§ RECORDS FOR THE EXERCISE

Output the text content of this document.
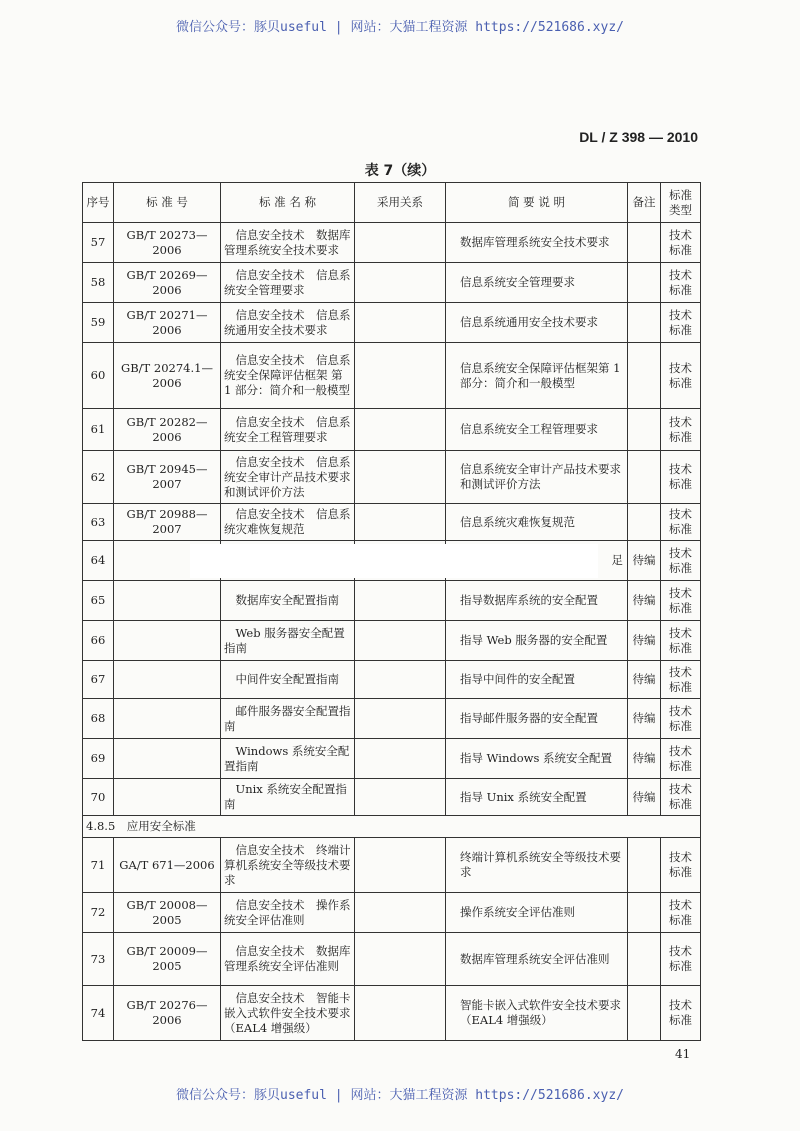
微信公众号：豚贝useful | 网站：大猫工程资源 https://521686.xyz/
DL / Z 398 — 2010
表 7（续）
序号	标 准 号	标 准 名 称	采用关系	简 要 说 明	备注	标准类型
57	GB/T 20273—2006	信息安全技术　数据库管理系统安全技术要求		数据库管理系统安全技术要求		技术标准
58	GB/T 20269—2006	信息安全技术　信息系统安全管理要求		信息系统安全管理要求		技术标准
59	GB/T 20271—2006	信息安全技术　信息系统通用安全技术要求		信息系统通用安全技术要求		技术标准
60	GB/T 20274.1—2006	信息安全技术　信息系统安全保障评估框架 第 1 部分：简介和一般模型		信息系统安全保障评估框架第 1 部分：简介和一般模型		技术标准
61	GB/T 20282—2006	信息安全技术　信息系统安全工程管理要求		信息系统安全工程管理要求		技术标准
62	GB/T 20945—2007	信息安全技术　信息系统安全审计产品技术要求和测试评价方法		信息系统安全审计产品技术要求和测试评价方法		技术标准
63	GB/T 20988—2007	信息安全技术　信息系统灾难恢复规范		信息系统灾难恢复规范		技术标准
64				足	待编	技术标准
65		数据库安全配置指南		指导数据库系统的安全配置	待编	技术标准
66		Web 服务器安全配置指南		指导 Web 服务器的安全配置	待编	技术标准
67		中间件安全配置指南		指导中间件的安全配置	待编	技术标准
68		邮件服务器安全配置指南		指导邮件服务器的安全配置	待编	技术标准
69		Windows 系统安全配置指南		指导 Windows 系统安全配置	待编	技术标准
70		Unix 系统安全配置指南		指导 Unix 系统安全配置	待编	技术标准
4.8.5　应用安全标准						
71	GA/T 671—2006	信息安全技术　终端计算机系统安全等级技术要求		终端计算机系统安全等级技术要求		技术标准
72	GB/T 20008—2005	信息安全技术　操作系统安全评估准则		操作系统安全评估准则		技术标准
73	GB/T 20009—2005	信息安全技术　数据库管理系统安全评估准则		数据库管理系统安全评估准则		技术标准
74	GB/T 20276—2006	信息安全技术　智能卡嵌入式软件安全技术要求（EAL4 增强级）		智能卡嵌入式软件安全技术要求（EAL4 增强级）		技术标准
41
微信公众号：豚贝useful | 网站：大猫工程资源 https://521686.xyz/
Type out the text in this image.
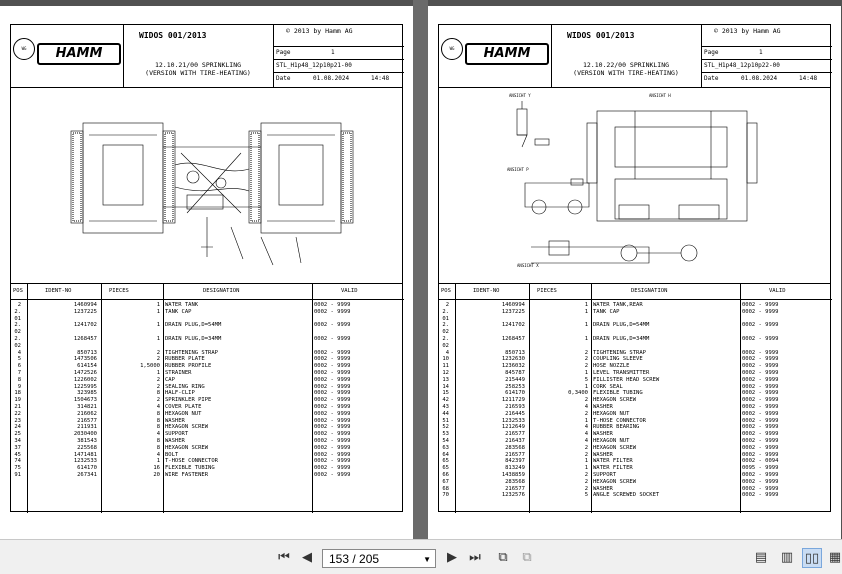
WG	HAMM
WIDOS 001/2013	© 2013 by Hamm AG
12.10.21/00 SPRINKLING
(VERSION WITH TIRE-HEATING)
Page	1
STL_H1p48_12p10p21-00
Date	01.08.2024	14:48
POS	IDENT-NO	PIECES	DESIGNATION	VALID
2	1460994	1 WATER TANK	0002 - 9999
2.	1237225	1 TANK CAP	0002 - 9999
01
2.	1241702	1 DRAIN PLUG,D=54MM	0002 - 9999
02
2.	1268457	1 DRAIN PLUG,D=34MM	0002 - 9999
02
4	850713	2 TIGHTENING STRAP	0002 - 9999
5	1473506	2 RUBBER PLATE	0002 - 9999
6	614154	1,5000 RUBBER PROFILE	0002 - 9999
7	1472526	1 STRAINER	0002 - 9999
8	1226002	2 CAP	0002 - 9999
9	1225995	2 SEALING RING	0002 - 9999
18	323985	8 HALF-CLIP	0002 - 9999
19	1504673	2 SPRINKLER PIPE	0002 - 9999
21	314821	4 COVER PLATE	0002 - 9999
22	216062	8 HEXAGON NUT	0002 - 9999
23	216577	8 WASHER	0002 - 9999
24	211931	8 HEXAGON SCREW	0002 - 9999
25	2030400	4 SUPPORT	0002 - 9999
34	381543	8 WASHER	0002 - 9999
37	225568	8 HEXAGON SCREW	0002 - 9999
45	1471481	4 BOLT	0002 - 9999
74	1232533	1 T-HOSE CONNECTOR	0002 - 9999
75	614170	16 FLEXIBLE TUBING	0002 - 9999
91	267341	20 WIRE FASTENER	0002 - 9999
WG	HAMM
WIDOS 001/2013	© 2013 by Hamm AG
12.10.22/00 SPRINKLING
(VERSION WITH TIRE-HEATING)
Page	1
STL_H1p48_12p10p22-00
Date	01.08.2024	14:48
ANSICHT Y	ANSICHT H
ANSICHT P
ANSICHT X
POS	IDENT-NO	PIECES	DESIGNATION	VALID
2	1460994	1 WATER TANK,REAR	0002 - 9999
2.	1237225	1 TANK CAP	0002 - 9999
01
2.	1241702	1 DRAIN PLUG,D=54MM	0002 - 9999
02
2.	1268457	1 DRAIN PLUG,D=34MM	0002 - 9999
02
4	850713	2 TIGHTENING STRAP	0002 - 9999
10	1232630	2 COUPLING SLEEVE	0002 - 9999
11	1236032	2 HOSE NOZZLE	0002 - 9999
12	845787	1 LEVEL TRANSMITTER	0002 - 9999
13	215449	5 FILLISTER HEAD SCREW	0002 - 9999
14	258253	1 CORK SEAL	0002 - 9999
15	614170	0,3400 FLEXIBLE TUBING	0002 - 9999
42	1211729	2 HEXAGON SCREW	0002 - 9999
43	216593	4 WASHER	0002 - 9999
44	216445	2 HEXAGON NUT	0002 - 9999
51	1232533	1 T-HOSE CONNECTOR	0002 - 9999
52	1212649	4 RUBBER BEARING	0002 - 9999
53	216577	4 WASHER	0002 - 9999
54	216437	4 HEXAGON NUT	0002 - 9999
63	283568	2 HEXAGON SCREW	0002 - 9999
64	216577	2 WASHER	0002 - 9999
65	842397	1 WATER FILTER	0002 - 0094
65	813249	1 WATER FILTER	0095 - 9999
66	1438859	2 SUPPORT	0002 - 9999
67	283568	2 HEXAGON SCREW	0002 - 9999
68	216577	2 WASHER	0002 - 9999
70	1232576	5 ANGLE SCREWED SOCKET	0002 - 9999
⏮ ◀	153 / 205	▼ ▶ ⏭ ⧉ ⧉	▤ ▥ ▯▯ ▦
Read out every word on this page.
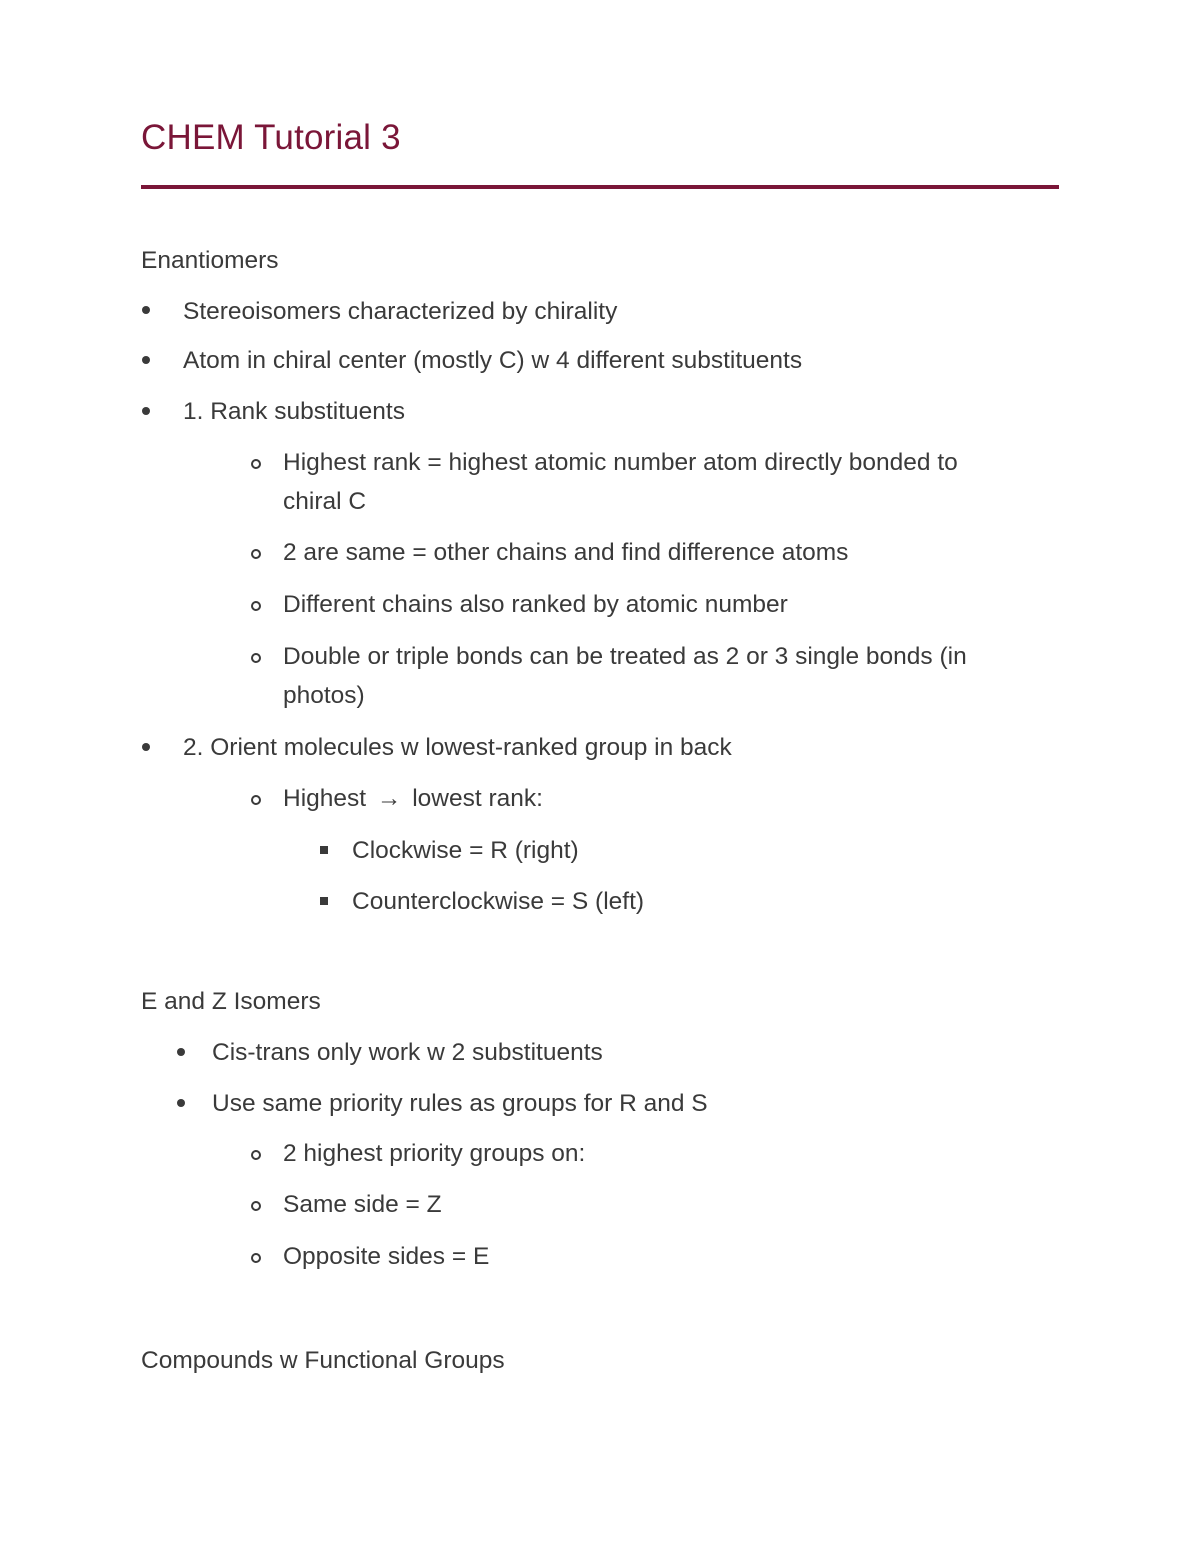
CHEM Tutorial 3
Enantiomers
Stereoisomers characterized by chirality
Atom in chiral center (mostly C) w 4 different substituents
1. Rank substituents
Highest rank = highest atomic number atom directly bonded to
chiral C
2 are same = other chains and find difference atoms
Different chains also ranked by atomic number
Double or triple bonds can be treated as 2 or 3 single bonds (in
photos)
2. Orient molecules w lowest-ranked group in back
Highest → lowest rank:
Clockwise = R (right)
Counterclockwise = S (left)
E and Z Isomers
Cis-trans only work w 2 substituents
Use same priority rules as groups for R and S
2 highest priority groups on:
Same side = Z
Opposite sides = E
Compounds w Functional Groups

§ INSTRUCTION
Reproduce the whole listing above word for word, but not its pictures.

§ ANSWER FOR THIS EXERCISE
Output the text content of this document.
微信公众号：豚贝useful | 网站：大猫工程资源 https://521686.xyz/
DL / Z 398 — 2010
表 7（续）
序号	标 准 号	标 准 名 称	采用关系	简 要 说 明	备注	标准类型
57	GB/T 20273—2006	信息安全技术　数据库管理系统安全技术要求		数据库管理系统安全技术要求		技术标准
58	GB/T 20269—2006	信息安全技术　信息系统安全管理要求		信息系统安全管理要求		技术标准
59	GB/T 20271—2006	信息安全技术　信息系统通用安全技术要求		信息系统通用安全技术要求		技术标准
60	GB/T 20274.1—2006	信息安全技术　信息系统安全保障评估框架 第 1 部分：简介和一般模型		信息系统安全保障评估框架第 1 部分：简介和一般模型		技术标准
61	GB/T 20282—2006	信息安全技术　信息系统安全工程管理要求		信息系统安全工程管理要求		技术标准
62	GB/T 20945—2007	信息安全技术　信息系统安全审计产品技术要求和测试评价方法		信息系统安全审计产品技术要求和测试评价方法		技术标准
63	GB/T 20988—2007	信息安全技术　信息系统灾难恢复规范		信息系统灾难恢复规范		技术标准
64				足	待编	技术标准
65		数据库安全配置指南		指导数据库系统的安全配置	待编	技术标准
66		Web 服务器安全配置指南		指导 Web 服务器的安全配置	待编	技术标准
67		中间件安全配置指南		指导中间件的安全配置	待编	技术标准
68		邮件服务器安全配置指南		指导邮件服务器的安全配置	待编	技术标准
69		Windows 系统安全配置指南		指导 Windows 系统安全配置	待编	技术标准
70		Unix 系统安全配置指南		指导 Unix 系统安全配置	待编	技术标准
4.8.5　应用安全标准						
71	GA/T 671—2006	信息安全技术　终端计算机系统安全等级技术要求		终端计算机系统安全等级技术要求		技术标准
72	GB/T 20008—2005	信息安全技术　操作系统安全评估准则		操作系统安全评估准则		技术标准
73	GB/T 20009—2005	信息安全技术　数据库管理系统安全评估准则		数据库管理系统安全评估准则		技术标准
74	GB/T 20276—2006	信息安全技术　智能卡嵌入式软件安全技术要求（EAL4 增强级）		智能卡嵌入式软件安全技术要求（EAL4 增强级）		技术标准
41
微信公众号：豚贝useful | 网站：大猫工程资源 https://521686.xyz/
Type out the text in this image.
WG	HAMM
WIDOS 001/2013	© 2013 by Hamm AG
12.10.21/00 SPRINKLING
(VERSION WITH TIRE-HEATING)
Page	1
STL_H1p48_12p10p21-00
Date	01.08.2024	14:48
POS	IDENT-NO	PIECES	DESIGNATION	VALID
2	1460994	1 WATER TANK	0002 - 9999
2.	1237225	1 TANK CAP	0002 - 9999
01
2.	1241702	1 DRAIN PLUG,D=54MM	0002 - 9999
02
2.	1268457	1 DRAIN PLUG,D=34MM	0002 - 9999
02
4	850713	2 TIGHTENING STRAP	0002 - 9999
5	1473506	2 RUBBER PLATE	0002 - 9999
6	614154	1,5000 RUBBER PROFILE	0002 - 9999
7	1472526	1 STRAINER	0002 - 9999
8	1226002	2 CAP	0002 - 9999
9	1225995	2 SEALING RING	0002 - 9999
18	323985	8 HALF-CLIP	0002 - 9999
19	1504673	2 SPRINKLER PIPE	0002 - 9999
21	314821	4 COVER PLATE	0002 - 9999
22	216062	8 HEXAGON NUT	0002 - 9999
23	216577	8 WASHER	0002 - 9999
24	211931	8 HEXAGON SCREW	0002 - 9999
25	2030400	4 SUPPORT	0002 - 9999
34	381543	8 WASHER	0002 - 9999
37	225568	8 HEXAGON SCREW	0002 - 9999
45	1471481	4 BOLT	0002 - 9999
74	1232533	1 T-HOSE CONNECTOR	0002 - 9999
75	614170	16 FLEXIBLE TUBING	0002 - 9999
91	267341	20 WIRE FASTENER	0002 - 9999
WG	HAMM
WIDOS 001/2013	© 2013 by Hamm AG
12.10.22/00 SPRINKLING
(VERSION WITH TIRE-HEATING)
Page	1
STL_H1p48_12p10p22-00
Date	01.08.2024	14:48
ANSICHT Y	ANSICHT H
ANSICHT P
ANSICHT X
POS	IDENT-NO	PIECES	DESIGNATION	VALID
2	1460994	1 WATER TANK,REAR	0002 - 9999
2.	1237225	1 TANK CAP	0002 - 9999
01
2.	1241702	1 DRAIN PLUG,D=54MM	0002 - 9999
02
2.	1268457	1 DRAIN PLUG,D=34MM	0002 - 9999
02
4	850713	2 TIGHTENING STRAP	0002 - 9999
10	1232630	2 COUPLING SLEEVE	0002 - 9999
11	1236032	2 HOSE NOZZLE	0002 - 9999
12	845787	1 LEVEL TRANSMITTER	0002 - 9999
13	215449	5 FILLISTER HEAD SCREW	0002 - 9999
14	258253	1 CORK SEAL	0002 - 9999
15	614170	0,3400 FLEXIBLE TUBING	0002 - 9999
42	1211729	2 HEXAGON SCREW	0002 - 9999
43	216593	4 WASHER	0002 - 9999
44	216445	2 HEXAGON NUT	0002 - 9999
51	1232533	1 T-HOSE CONNECTOR	0002 - 9999
52	1212649	4 RUBBER BEARING	0002 - 9999
53	216577	4 WASHER	0002 - 9999
54	216437	4 HEXAGON NUT	0002 - 9999
63	283568	2 HEXAGON SCREW	0002 - 9999
64	216577	2 WASHER	0002 - 9999
65	842397	1 WATER FILTER	0002 - 0094
65	813249	1 WATER FILTER	0095 - 9999
66	1438859	2 SUPPORT	0002 - 9999
67	283568	2 HEXAGON SCREW	0002 - 9999
68	216577	2 WASHER	0002 - 9999
70	1232576	5 ANGLE SCREWED SOCKET	0002 - 9999
⏮ ◀	153 / 205	▼ ▶ ⏭ ⧉ ⧉	▤ ▥ ▯▯ ▦
Read out every word on this page.
CHEM Tutorial 3
Enantiomers
Stereoisomers characterized by chirality
Atom in chiral center (mostly C) w 4 different substituents
1. Rank substituents
Highest rank = highest atomic number atom directly bonded to
chiral C
2 are same = other chains and find difference atoms
Different chains also ranked by atomic number
Double or triple bonds can be treated as 2 or 3 single bonds (in
photos)
2. Orient molecules w lowest-ranked group in back
Highest → lowest rank:
Clockwise = R (right)
Counterclockwise = S (left)
E and Z Isomers
Cis-trans only work w 2 substituents
Use same priority rules as groups for R and S
2 highest priority groups on:
Same side = Z
Opposite sides = E
Compounds w Functional Groups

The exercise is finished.